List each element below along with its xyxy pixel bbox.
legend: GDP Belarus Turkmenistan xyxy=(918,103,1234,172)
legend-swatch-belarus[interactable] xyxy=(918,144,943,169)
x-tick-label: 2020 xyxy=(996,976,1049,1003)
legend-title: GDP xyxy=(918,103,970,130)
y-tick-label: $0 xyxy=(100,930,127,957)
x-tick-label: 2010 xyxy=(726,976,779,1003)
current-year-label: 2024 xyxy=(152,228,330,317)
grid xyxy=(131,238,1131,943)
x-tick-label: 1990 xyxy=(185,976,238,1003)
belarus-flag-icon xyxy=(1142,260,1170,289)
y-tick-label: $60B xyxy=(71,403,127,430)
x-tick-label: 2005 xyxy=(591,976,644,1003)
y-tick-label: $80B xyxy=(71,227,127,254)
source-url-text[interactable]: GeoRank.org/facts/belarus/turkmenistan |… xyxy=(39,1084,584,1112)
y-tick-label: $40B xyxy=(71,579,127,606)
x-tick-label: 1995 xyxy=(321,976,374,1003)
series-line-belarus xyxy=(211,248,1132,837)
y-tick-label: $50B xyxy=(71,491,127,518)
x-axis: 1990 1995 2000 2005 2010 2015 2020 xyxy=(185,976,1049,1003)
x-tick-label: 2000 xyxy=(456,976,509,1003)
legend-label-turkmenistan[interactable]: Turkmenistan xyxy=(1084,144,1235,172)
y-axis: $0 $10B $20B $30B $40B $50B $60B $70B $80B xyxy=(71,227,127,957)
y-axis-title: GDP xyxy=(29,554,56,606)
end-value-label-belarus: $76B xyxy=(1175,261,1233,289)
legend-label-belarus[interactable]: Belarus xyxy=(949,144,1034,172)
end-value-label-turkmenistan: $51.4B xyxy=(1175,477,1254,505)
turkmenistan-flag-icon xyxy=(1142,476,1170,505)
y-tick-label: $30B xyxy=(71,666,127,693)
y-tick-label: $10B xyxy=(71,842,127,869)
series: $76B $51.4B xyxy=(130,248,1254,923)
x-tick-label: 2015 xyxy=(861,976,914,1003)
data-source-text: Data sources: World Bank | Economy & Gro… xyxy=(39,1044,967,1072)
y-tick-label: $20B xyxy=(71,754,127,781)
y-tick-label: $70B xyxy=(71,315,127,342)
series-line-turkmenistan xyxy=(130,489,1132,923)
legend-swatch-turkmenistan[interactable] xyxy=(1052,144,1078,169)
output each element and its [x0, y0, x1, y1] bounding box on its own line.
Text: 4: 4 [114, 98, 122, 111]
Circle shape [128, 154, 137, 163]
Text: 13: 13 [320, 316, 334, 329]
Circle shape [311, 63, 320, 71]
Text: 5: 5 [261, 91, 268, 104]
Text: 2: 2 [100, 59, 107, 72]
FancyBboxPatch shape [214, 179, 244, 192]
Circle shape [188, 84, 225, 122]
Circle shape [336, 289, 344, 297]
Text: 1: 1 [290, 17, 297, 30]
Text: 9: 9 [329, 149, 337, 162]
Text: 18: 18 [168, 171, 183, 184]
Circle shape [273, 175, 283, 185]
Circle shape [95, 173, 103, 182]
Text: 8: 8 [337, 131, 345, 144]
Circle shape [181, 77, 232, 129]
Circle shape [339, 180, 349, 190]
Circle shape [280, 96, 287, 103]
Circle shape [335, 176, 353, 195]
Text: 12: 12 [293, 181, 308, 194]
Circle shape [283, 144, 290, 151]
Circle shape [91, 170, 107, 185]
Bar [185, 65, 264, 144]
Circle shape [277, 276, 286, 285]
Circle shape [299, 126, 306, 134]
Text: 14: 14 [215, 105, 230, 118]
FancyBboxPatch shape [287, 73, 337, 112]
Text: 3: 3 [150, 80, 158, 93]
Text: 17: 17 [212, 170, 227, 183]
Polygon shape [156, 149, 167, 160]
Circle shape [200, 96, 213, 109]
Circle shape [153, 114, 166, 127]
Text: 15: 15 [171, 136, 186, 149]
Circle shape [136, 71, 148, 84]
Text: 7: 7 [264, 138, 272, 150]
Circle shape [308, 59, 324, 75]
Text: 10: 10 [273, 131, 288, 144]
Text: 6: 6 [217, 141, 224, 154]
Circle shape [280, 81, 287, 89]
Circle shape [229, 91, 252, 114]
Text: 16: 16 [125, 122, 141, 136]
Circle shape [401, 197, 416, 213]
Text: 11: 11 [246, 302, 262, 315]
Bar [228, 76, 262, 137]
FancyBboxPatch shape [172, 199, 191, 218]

--- Task directions ---
Rewrite the records from the start through the line containing "y-axis-title: GDP xyxy=(29,554,56,606)", with every "x-tick-label" changed to "x-axis-tick" and nothing else altered.

--- Response to this task ---
List each element below along with its xyxy pixel bbox.
legend: GDP Belarus Turkmenistan xyxy=(918,103,1234,172)
legend-swatch-belarus[interactable] xyxy=(918,144,943,169)
x-axis-tick: 2020 xyxy=(996,976,1049,1003)
legend-title: GDP xyxy=(918,103,970,130)
y-tick-label: $0 xyxy=(100,930,127,957)
x-axis-tick: 2010 xyxy=(726,976,779,1003)
current-year-label: 2024 xyxy=(152,228,330,317)
grid xyxy=(131,238,1131,943)
x-axis-tick: 1990 xyxy=(185,976,238,1003)
belarus-flag-icon xyxy=(1142,260,1170,289)
y-tick-label: $60B xyxy=(71,403,127,430)
x-axis-tick: 2005 xyxy=(591,976,644,1003)
y-tick-label: $80B xyxy=(71,227,127,254)
source-url-text[interactable]: GeoRank.org/facts/belarus/turkmenistan |… xyxy=(39,1084,584,1112)
y-tick-label: $40B xyxy=(71,579,127,606)
x-axis-tick: 1995 xyxy=(321,976,374,1003)
series-line-belarus xyxy=(211,248,1132,837)
y-tick-label: $50B xyxy=(71,491,127,518)
x-axis: 1990 1995 2000 2005 2010 2015 2020 xyxy=(185,976,1049,1003)
x-axis-tick: 2000 xyxy=(456,976,509,1003)
legend-label-turkmenistan[interactable]: Turkmenistan xyxy=(1084,144,1235,172)
y-axis: $0 $10B $20B $30B $40B $50B $60B $70B $80B xyxy=(71,227,127,957)
y-axis-title: GDP xyxy=(29,554,56,606)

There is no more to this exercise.